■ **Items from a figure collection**
+++

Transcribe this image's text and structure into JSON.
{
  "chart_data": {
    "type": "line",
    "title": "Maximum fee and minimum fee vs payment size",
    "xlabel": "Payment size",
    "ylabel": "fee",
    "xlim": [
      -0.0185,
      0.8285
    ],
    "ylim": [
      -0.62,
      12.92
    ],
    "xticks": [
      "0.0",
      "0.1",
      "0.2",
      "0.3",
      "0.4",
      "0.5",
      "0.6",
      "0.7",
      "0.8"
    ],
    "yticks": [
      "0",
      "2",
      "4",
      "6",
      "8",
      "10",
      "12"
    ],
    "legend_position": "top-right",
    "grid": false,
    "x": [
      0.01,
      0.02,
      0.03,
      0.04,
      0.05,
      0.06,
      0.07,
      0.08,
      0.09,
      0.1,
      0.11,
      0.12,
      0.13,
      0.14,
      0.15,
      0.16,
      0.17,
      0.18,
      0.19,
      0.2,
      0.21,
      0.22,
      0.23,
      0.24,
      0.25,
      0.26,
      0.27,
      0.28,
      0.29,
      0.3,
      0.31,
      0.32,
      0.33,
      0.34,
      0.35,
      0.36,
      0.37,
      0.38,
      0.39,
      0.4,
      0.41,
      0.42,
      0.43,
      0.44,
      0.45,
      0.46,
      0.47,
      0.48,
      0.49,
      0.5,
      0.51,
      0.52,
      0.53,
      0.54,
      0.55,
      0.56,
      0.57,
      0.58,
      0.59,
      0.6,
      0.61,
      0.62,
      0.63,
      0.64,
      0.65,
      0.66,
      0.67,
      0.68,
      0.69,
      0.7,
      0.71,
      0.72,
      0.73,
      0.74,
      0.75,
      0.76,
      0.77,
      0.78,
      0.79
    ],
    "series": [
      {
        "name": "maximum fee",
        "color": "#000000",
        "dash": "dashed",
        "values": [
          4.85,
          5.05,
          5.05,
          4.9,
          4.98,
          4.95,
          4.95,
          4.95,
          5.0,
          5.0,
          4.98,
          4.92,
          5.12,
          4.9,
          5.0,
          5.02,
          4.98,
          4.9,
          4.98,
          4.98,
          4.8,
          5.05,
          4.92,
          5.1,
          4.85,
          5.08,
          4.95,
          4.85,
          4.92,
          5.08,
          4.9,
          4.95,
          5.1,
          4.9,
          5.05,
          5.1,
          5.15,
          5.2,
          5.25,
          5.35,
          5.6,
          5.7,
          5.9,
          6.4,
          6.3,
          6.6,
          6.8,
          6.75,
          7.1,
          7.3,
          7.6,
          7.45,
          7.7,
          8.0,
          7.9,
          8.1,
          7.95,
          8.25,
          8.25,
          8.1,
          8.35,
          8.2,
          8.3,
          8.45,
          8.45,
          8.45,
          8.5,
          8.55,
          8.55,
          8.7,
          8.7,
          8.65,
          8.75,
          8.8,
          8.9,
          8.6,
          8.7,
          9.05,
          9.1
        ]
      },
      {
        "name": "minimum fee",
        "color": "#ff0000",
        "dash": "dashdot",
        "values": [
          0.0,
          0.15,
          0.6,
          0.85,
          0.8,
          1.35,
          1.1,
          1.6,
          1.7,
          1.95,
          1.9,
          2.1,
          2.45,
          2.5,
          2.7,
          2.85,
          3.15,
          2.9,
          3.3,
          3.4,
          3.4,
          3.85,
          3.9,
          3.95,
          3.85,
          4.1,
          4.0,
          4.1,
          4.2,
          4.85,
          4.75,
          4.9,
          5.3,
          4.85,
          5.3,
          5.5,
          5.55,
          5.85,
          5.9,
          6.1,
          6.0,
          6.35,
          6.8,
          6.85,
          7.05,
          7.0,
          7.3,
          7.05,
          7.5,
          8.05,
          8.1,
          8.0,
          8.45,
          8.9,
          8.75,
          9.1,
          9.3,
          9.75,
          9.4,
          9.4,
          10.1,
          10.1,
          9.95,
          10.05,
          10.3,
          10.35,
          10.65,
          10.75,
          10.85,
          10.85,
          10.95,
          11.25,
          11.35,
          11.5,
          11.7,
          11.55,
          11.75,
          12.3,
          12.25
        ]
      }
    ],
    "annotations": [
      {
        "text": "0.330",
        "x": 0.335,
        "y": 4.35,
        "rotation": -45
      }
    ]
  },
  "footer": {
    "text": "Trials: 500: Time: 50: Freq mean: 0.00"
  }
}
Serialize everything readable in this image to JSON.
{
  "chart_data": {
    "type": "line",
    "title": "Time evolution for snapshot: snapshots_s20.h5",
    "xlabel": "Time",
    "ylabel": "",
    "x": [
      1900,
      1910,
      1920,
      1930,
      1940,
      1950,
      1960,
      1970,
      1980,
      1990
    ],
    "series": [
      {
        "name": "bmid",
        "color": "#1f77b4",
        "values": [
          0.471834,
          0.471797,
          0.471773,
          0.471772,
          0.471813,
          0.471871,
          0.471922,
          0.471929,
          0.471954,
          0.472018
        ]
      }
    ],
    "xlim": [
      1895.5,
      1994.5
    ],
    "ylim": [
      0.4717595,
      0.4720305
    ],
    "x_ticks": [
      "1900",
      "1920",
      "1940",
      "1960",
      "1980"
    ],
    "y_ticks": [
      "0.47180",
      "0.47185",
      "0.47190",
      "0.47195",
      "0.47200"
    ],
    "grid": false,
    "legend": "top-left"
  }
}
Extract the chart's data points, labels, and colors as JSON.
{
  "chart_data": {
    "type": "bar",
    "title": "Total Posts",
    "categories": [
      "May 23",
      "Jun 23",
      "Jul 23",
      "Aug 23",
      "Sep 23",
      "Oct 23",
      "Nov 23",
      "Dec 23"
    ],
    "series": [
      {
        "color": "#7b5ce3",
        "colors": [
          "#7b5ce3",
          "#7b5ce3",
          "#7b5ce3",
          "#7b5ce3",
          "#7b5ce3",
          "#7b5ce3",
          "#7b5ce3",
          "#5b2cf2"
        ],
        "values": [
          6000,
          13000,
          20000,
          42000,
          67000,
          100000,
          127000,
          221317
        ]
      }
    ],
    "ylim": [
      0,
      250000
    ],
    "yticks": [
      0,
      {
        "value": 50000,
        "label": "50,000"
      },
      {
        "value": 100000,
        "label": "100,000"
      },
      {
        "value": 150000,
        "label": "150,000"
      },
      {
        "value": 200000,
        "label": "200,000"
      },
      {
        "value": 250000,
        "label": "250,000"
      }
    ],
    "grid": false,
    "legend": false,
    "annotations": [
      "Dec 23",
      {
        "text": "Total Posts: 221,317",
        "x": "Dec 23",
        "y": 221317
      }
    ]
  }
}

+++

■ **The problem**
Give an exact copy of all the data shown above.

■ **Exercise answer**
Transcribe this image's text and structure into JSON.
{
  "chart_data": {
    "type": "line",
    "title": "Maximum fee and minimum fee vs payment size",
    "xlabel": "Payment size",
    "ylabel": "fee",
    "xlim": [
      -0.0185,
      0.8285
    ],
    "ylim": [
      -0.62,
      12.92
    ],
    "xticks": [
      "0.0",
      "0.1",
      "0.2",
      "0.3",
      "0.4",
      "0.5",
      "0.6",
      "0.7",
      "0.8"
    ],
    "yticks": [
      "0",
      "2",
      "4",
      "6",
      "8",
      "10",
      "12"
    ],
    "legend_position": "top-right",
    "grid": false,
    "x": [
      0.01,
      0.02,
      0.03,
      0.04,
      0.05,
      0.06,
      0.07,
      0.08,
      0.09,
      0.1,
      0.11,
      0.12,
      0.13,
      0.14,
      0.15,
      0.16,
      0.17,
      0.18,
      0.19,
      0.2,
      0.21,
      0.22,
      0.23,
      0.24,
      0.25,
      0.26,
      0.27,
      0.28,
      0.29,
      0.3,
      0.31,
      0.32,
      0.33,
      0.34,
      0.35,
      0.36,
      0.37,
      0.38,
      0.39,
      0.4,
      0.41,
      0.42,
      0.43,
      0.44,
      0.45,
      0.46,
      0.47,
      0.48,
      0.49,
      0.5,
      0.51,
      0.52,
      0.53,
      0.54,
      0.55,
      0.56,
      0.57,
      0.58,
      0.59,
      0.6,
      0.61,
      0.62,
      0.63,
      0.64,
      0.65,
      0.66,
      0.67,
      0.68,
      0.69,
      0.7,
      0.71,
      0.72,
      0.73,
      0.74,
      0.75,
      0.76,
      0.77,
      0.78,
      0.79
    ],
    "series": [
      {
        "name": "maximum fee",
        "color": "#000000",
        "dash": "dashed",
        "values": [
          4.85,
          5.05,
          5.05,
          4.9,
          4.98,
          4.95,
          4.95,
          4.95,
          5.0,
          5.0,
          4.98,
          4.92,
          5.12,
          4.9,
          5.0,
          5.02,
          4.98,
          4.9,
          4.98,
          4.98,
          4.8,
          5.05,
          4.92,
          5.1,
          4.85,
          5.08,
          4.95,
          4.85,
          4.92,
          5.08,
          4.9,
          4.95,
          5.1,
          4.9,
          5.05,
          5.1,
          5.15,
          5.2,
          5.25,
          5.35,
          5.6,
          5.7,
          5.9,
          6.4,
          6.3,
          6.6,
          6.8,
          6.75,
          7.1,
          7.3,
          7.6,
          7.45,
          7.7,
          8.0,
          7.9,
          8.1,
          7.95,
          8.25,
          8.25,
          8.1,
          8.35,
          8.2,
          8.3,
          8.45,
          8.45,
          8.45,
          8.5,
          8.55,
          8.55,
          8.7,
          8.7,
          8.65,
          8.75,
          8.8,
          8.9,
          8.6,
          8.7,
          9.05,
          9.1
        ]
      },
      {
        "name": "minimum fee",
        "color": "#ff0000",
        "dash": "dashdot",
        "values": [
          0.0,
          0.15,
          0.6,
          0.85,
          0.8,
          1.35,
          1.1,
          1.6,
          1.7,
          1.95,
          1.9,
          2.1,
          2.45,
          2.5,
          2.7,
          2.85,
          3.15,
          2.9,
          3.3,
          3.4,
          3.4,
          3.85,
          3.9,
          3.95,
          3.85,
          4.1,
          4.0,
          4.1,
          4.2,
          4.85,
          4.75,
          4.9,
          5.3,
          4.85,
          5.3,
          5.5,
          5.55,
          5.85,
          5.9,
          6.1,
          6.0,
          6.35,
          6.8,
          6.85,
          7.05,
          7.0,
          7.3,
          7.05,
          7.5,
          8.05,
          8.1,
          8.0,
          8.45,
          8.9,
          8.75,
          9.1,
          9.3,
          9.75,
          9.4,
          9.4,
          10.1,
          10.1,
          9.95,
          10.05,
          10.3,
          10.35,
          10.65,
          10.75,
          10.85,
          10.85,
          10.95,
          11.25,
          11.35,
          11.5,
          11.7,
          11.55,
          11.75,
          12.3,
          12.25
        ]
      }
    ],
    "annotations": [
      {
        "text": "0.330",
        "x": 0.335,
        "y": 4.35,
        "rotation": -45
      }
    ]
  },
  "footer": {
    "text": "Trials: 500: Time: 50: Freq mean: 0.00"
  }
}
Serialize everything readable in this image to JSON.
{
  "chart_data": {
    "type": "line",
    "title": "Time evolution for snapshot: snapshots_s20.h5",
    "xlabel": "Time",
    "ylabel": "",
    "x": [
      1900,
      1910,
      1920,
      1930,
      1940,
      1950,
      1960,
      1970,
      1980,
      1990
    ],
    "series": [
      {
        "name": "bmid",
        "color": "#1f77b4",
        "values": [
          0.471834,
          0.471797,
          0.471773,
          0.471772,
          0.471813,
          0.471871,
          0.471922,
          0.471929,
          0.471954,
          0.472018
        ]
      }
    ],
    "xlim": [
      1895.5,
      1994.5
    ],
    "ylim": [
      0.4717595,
      0.4720305
    ],
    "x_ticks": [
      "1900",
      "1920",
      "1940",
      "1960",
      "1980"
    ],
    "y_ticks": [
      "0.47180",
      "0.47185",
      "0.47190",
      "0.47195",
      "0.47200"
    ],
    "grid": false,
    "legend": "top-left"
  }
}
Extract the chart's data points, labels, and colors as JSON.
{
  "chart_data": {
    "type": "bar",
    "title": "Total Posts",
    "categories": [
      "May 23",
      "Jun 23",
      "Jul 23",
      "Aug 23",
      "Sep 23",
      "Oct 23",
      "Nov 23",
      "Dec 23"
    ],
    "series": [
      {
        "color": "#7b5ce3",
        "colors": [
          "#7b5ce3",
          "#7b5ce3",
          "#7b5ce3",
          "#7b5ce3",
          "#7b5ce3",
          "#7b5ce3",
          "#7b5ce3",
          "#5b2cf2"
        ],
        "values": [
          6000,
          13000,
          20000,
          42000,
          67000,
          100000,
          127000,
          221317
        ]
      }
    ],
    "ylim": [
      0,
      250000
    ],
    "yticks": [
      0,
      {
        "value": 50000,
        "label": "50,000"
      },
      {
        "value": 100000,
        "label": "100,000"
      },
      {
        "value": 150000,
        "label": "150,000"
      },
      {
        "value": 200000,
        "label": "200,000"
      },
      {
        "value": 250000,
        "label": "250,000"
      }
    ],
    "grid": false,
    "legend": false,
    "annotations": [
      "Dec 23",
      {
        "text": "Total Posts: 221,317",
        "x": "Dec 23",
        "y": 221317
      }
    ]
  }
}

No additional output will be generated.